== TEXTE DE LA PAGE ==

# Je n'arrive pas a installer windows 10 via bootcamp



## bilballe (27 Mars 2016)

Bonjour, 

Aujourd'hui, j'ai besoin de votre aide, en effet j'ai eu quelques soucis sur mon ordinateur en ce moment, j'ai voulu installer windows 10 sur mon Imac avec bootcamp, tout ce passe normalement jusqu'a l'installation de windows, je tape ma clef produit et la on me demande de choisir un disque dur sur lequel installer windows mais le probleme est qu'aucun d'eux ne marche pas meme celui créé par bootcamp, windows ne peux être installé dessus.

J'ai donc essayé de cliquer sur formater, ca n'a pas marché, supprimé non plus et c'est la que mon deuxième problème arrive, depuis que j'ai fait ca, impossible de remettre le disque de mon mac en un seul bloc, il reste partitioné, ce qui me donne quand meme 200 GB non utilisable.

J'espère que vous pourez m'aider, merci d'avance.


----------



## Deleted member 1099514 (27 Mars 2016)

bilballe a dit:


> Bonjour,
> 
> Aujourd'hui, j'ai besoin de votre aide, en effet j'ai eu quelques soucis sur mon ordinateur en ce moment, j'ai voulu installer windows 10 sur mon Imac avec bootcamp, tout ce passe normalement jusqu'a l'installation de windows, je tape ma clef produit et la on me demande de choisir un disque dur sur lequel installer windows mais le probleme est qu'aucun d'eux ne marche pas meme celui créé par bootcamp, windows ne peux être installé dessus.

===

CONSIGNE 1 =
Recopiez sans rien changer le passage du fil sur l'installation de Windows 10 qui commence à "J'ai donc essayé" et se termine à "m'aider, merci d'avance.".
CONSIGNE 2 =
Reprenez le fil sur l'installation de Windows 10 et poursuivez-le à partir de sa dernière phrase.

== DONNÉES AFFICHÉES ==

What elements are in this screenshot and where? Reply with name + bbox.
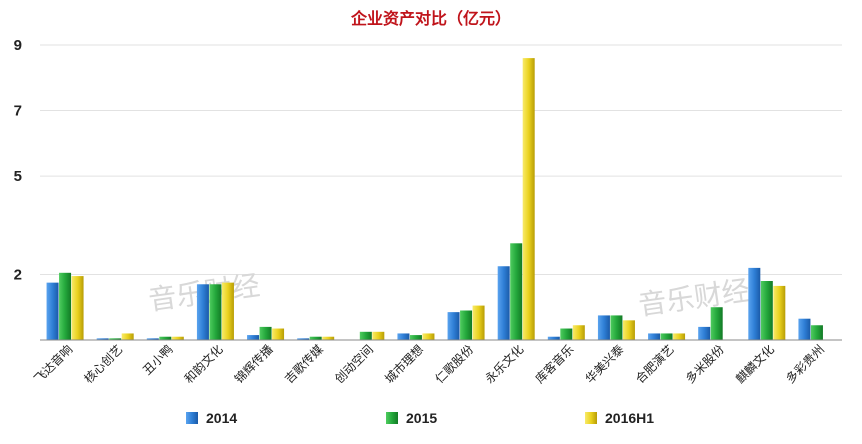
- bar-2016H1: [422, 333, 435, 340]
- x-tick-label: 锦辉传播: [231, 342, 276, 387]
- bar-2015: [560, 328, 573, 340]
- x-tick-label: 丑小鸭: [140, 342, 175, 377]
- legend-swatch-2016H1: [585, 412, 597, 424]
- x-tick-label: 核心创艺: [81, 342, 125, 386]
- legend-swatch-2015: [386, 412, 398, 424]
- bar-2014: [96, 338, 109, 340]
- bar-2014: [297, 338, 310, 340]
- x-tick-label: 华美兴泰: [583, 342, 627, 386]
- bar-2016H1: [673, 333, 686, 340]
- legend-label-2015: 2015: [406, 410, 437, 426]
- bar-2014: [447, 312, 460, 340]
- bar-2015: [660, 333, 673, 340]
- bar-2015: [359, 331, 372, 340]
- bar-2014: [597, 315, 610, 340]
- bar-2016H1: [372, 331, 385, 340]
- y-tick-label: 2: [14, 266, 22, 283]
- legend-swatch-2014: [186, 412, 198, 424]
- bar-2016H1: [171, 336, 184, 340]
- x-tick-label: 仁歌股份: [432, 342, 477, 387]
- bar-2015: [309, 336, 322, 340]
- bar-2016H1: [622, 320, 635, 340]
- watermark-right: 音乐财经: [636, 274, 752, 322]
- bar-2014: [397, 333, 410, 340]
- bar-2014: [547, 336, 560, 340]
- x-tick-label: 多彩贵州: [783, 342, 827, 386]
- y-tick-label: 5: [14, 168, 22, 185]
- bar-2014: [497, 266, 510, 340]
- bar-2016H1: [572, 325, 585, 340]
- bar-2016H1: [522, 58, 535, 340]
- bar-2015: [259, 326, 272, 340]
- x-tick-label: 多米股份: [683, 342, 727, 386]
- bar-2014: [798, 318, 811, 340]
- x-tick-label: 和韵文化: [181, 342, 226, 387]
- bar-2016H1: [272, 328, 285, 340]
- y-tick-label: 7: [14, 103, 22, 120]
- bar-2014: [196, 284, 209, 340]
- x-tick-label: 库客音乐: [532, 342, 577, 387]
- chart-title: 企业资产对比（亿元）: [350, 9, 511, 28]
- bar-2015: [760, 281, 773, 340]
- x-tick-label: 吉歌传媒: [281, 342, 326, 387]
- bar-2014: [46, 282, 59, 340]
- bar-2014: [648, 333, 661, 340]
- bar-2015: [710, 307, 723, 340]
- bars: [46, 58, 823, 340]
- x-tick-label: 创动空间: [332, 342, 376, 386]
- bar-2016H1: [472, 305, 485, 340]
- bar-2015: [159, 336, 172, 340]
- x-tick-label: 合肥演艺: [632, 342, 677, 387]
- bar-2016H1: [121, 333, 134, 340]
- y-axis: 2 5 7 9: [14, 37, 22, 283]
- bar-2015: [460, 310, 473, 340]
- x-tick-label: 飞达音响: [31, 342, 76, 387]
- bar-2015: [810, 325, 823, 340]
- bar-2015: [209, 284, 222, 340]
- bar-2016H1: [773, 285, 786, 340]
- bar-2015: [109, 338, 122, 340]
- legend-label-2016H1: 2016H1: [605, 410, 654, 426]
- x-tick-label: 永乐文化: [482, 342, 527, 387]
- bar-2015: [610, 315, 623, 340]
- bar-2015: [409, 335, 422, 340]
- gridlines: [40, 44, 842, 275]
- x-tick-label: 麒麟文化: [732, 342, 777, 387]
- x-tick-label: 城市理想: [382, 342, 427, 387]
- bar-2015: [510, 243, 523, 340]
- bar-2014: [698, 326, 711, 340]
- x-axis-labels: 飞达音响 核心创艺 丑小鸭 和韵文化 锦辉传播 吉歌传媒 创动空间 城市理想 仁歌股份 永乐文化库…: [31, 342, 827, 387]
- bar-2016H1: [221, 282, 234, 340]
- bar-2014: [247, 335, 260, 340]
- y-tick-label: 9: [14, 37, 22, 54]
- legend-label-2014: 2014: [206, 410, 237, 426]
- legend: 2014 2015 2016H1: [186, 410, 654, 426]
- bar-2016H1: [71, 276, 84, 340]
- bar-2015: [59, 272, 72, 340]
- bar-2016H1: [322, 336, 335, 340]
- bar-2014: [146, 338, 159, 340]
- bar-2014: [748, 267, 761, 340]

===

RÉPONSE ATTENDUE 1 =
J'ai donc essayé de cliquer sur formater, ca n'a pas marché, supprimé non plus et c'est la que mon deuxième problème arrive, depuis que j'ai fait ca, impossible de remettre le disque de mon mac en un seul bloc, il reste partitioné, ce qui me donne quand meme 200 GB non utilisable.

J'espère que vous pourez m'aider, merci d'avance.

RÉPONSE ATTENDUE 2 =
> 
> ...


Salut

Si tu veux récupérer l'espace "perdu", donne le retour depuis le terminal (Applications/Utilitaires/terminal) des commandes :
*diskutil list
diskutil cs list*


----------



## bilballe (27 Mars 2016)

jeanjd63 a dit:


> Salut
> 
> Si tu veux récupérer l'espace "perdu", donne le retour depuis le terminal (Applications/Utilitaires/terminal) des commandes :
> *diskutil list
> diskutil cs list*



J'ai ca :

iMac-de-Jules:~ jules$ diskutil list

/dev/disk0 (internal, physical):

  #:                       TYPE NAME                    SIZE       IDENTIFIER

  0:      GUID_partition_scheme                        *1.0 TB     disk0

  1:                  Apple_HFS Macintosh HD            798.3 GB   disk0s1

  2:                 Apple_Boot Recovery HD             650.0 MB   disk0s2

  3:                  Apple_HFS BOOTCAMP                200.9 GB   disk0s3

iMac-de-Jules:~ jules$ diskutil cs list

No CoreStorage logical volume groups found



Je fait quoi après ?


----------



## Deleted member 1099514 (27 Mars 2016)

Si tu veux récupérer les 200 Go de bootcamp (qui est de type Mac os X et c'est pas bon), tu tapes les commandes :
*diskutil eraseVolume free space disk0s3*
puis
*diskutil resizeVolume disk0s1 0b*


----------



## bilballe (27 Mars 2016)

jeanjd63 a dit:


> Si tu veux récupérer les 200 Go de bootcamp, tu tapes la commande :
> *diskutil resizeVolume disk0s1 0b*



Merci beaucoup pour ton aide, je vais refaire un post plus détaillé avec des screen pour mon problème bootcamp!


----------



## Deleted member 1099514 (27 Mars 2016)

Pardon j'ai oublié une commande.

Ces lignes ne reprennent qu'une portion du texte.